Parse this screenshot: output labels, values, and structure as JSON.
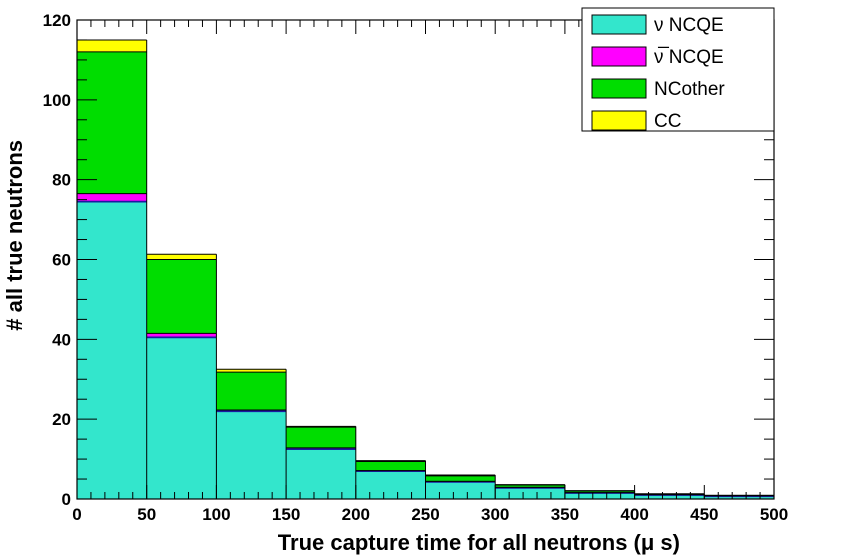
{
  "chart_data": {
    "type": "bar",
    "stacked": true,
    "histogram": true,
    "bin_edges": [
      0,
      50,
      100,
      150,
      200,
      250,
      300,
      350,
      400,
      450,
      500
    ],
    "xlabel": "True capture time for all neutrons (μ s)",
    "ylabel": "# all true neutrons",
    "xlim": [
      0,
      500
    ],
    "ylim": [
      0,
      120
    ],
    "x_ticks": [
      "0",
      "50",
      "100",
      "150",
      "200",
      "250",
      "300",
      "350",
      "400",
      "450",
      "500"
    ],
    "y_ticks": [
      "0",
      "20",
      "40",
      "60",
      "80",
      "100",
      "120"
    ],
    "x_tick_values": [
      0,
      50,
      100,
      150,
      200,
      250,
      300,
      350,
      400,
      450,
      500
    ],
    "y_tick_values": [
      0,
      20,
      40,
      60,
      80,
      100,
      120
    ],
    "legend_position": "top-right",
    "grid": false,
    "series": [
      {
        "name": "ν NCQE",
        "color": "#33e6cc",
        "values": [
          74.5,
          40.5,
          22.0,
          12.5,
          7.0,
          4.3,
          2.8,
          1.5,
          1.0,
          0.7
        ]
      },
      {
        "name": "ν̅ NCQE",
        "color": "#ff00ff",
        "values": [
          2.0,
          1.0,
          0.3,
          0.3,
          0.1,
          0.1,
          0.1,
          0.1,
          0.1,
          0.1
        ]
      },
      {
        "name": "NCother",
        "color": "#00dd00",
        "values": [
          35.5,
          18.5,
          9.5,
          5.2,
          2.3,
          1.4,
          0.6,
          0.4,
          0.1,
          0.1
        ]
      },
      {
        "name": "CC",
        "color": "#ffff00",
        "values": [
          3.0,
          1.3,
          0.7,
          0.2,
          0.2,
          0.2,
          0.1,
          0.1,
          0.1,
          0.0
        ]
      }
    ]
  }
}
━━━━
Give the count of lines containing "neutrons", with no added text.

§ Result for this task:
2